# GIVEN EXERCISE
Count every line that has "highlight" in it and give the total, nothing more.

━━━━━━

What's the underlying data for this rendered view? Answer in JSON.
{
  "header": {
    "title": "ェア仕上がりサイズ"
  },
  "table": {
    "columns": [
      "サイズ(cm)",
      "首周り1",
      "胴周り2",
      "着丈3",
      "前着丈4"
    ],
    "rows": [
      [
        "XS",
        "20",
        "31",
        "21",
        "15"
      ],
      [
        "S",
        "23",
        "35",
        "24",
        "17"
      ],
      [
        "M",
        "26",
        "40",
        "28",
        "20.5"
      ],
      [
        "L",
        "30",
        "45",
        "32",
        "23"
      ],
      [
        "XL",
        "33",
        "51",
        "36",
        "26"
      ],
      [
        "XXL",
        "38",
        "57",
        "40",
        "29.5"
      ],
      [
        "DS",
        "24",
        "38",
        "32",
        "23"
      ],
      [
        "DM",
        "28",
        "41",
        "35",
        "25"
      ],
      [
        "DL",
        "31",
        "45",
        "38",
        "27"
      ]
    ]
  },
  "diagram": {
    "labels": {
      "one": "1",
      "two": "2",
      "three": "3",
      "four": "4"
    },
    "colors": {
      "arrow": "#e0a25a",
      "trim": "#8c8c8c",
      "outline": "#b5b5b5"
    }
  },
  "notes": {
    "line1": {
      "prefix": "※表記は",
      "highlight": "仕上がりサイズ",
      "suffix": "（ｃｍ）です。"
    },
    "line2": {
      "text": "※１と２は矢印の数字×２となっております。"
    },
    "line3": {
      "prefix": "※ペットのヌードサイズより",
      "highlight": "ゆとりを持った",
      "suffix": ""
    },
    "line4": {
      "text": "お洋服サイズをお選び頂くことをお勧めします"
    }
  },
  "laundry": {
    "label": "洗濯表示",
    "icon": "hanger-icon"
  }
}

━━━━━━

# SOLUTION FOR THIS EXERCISE
2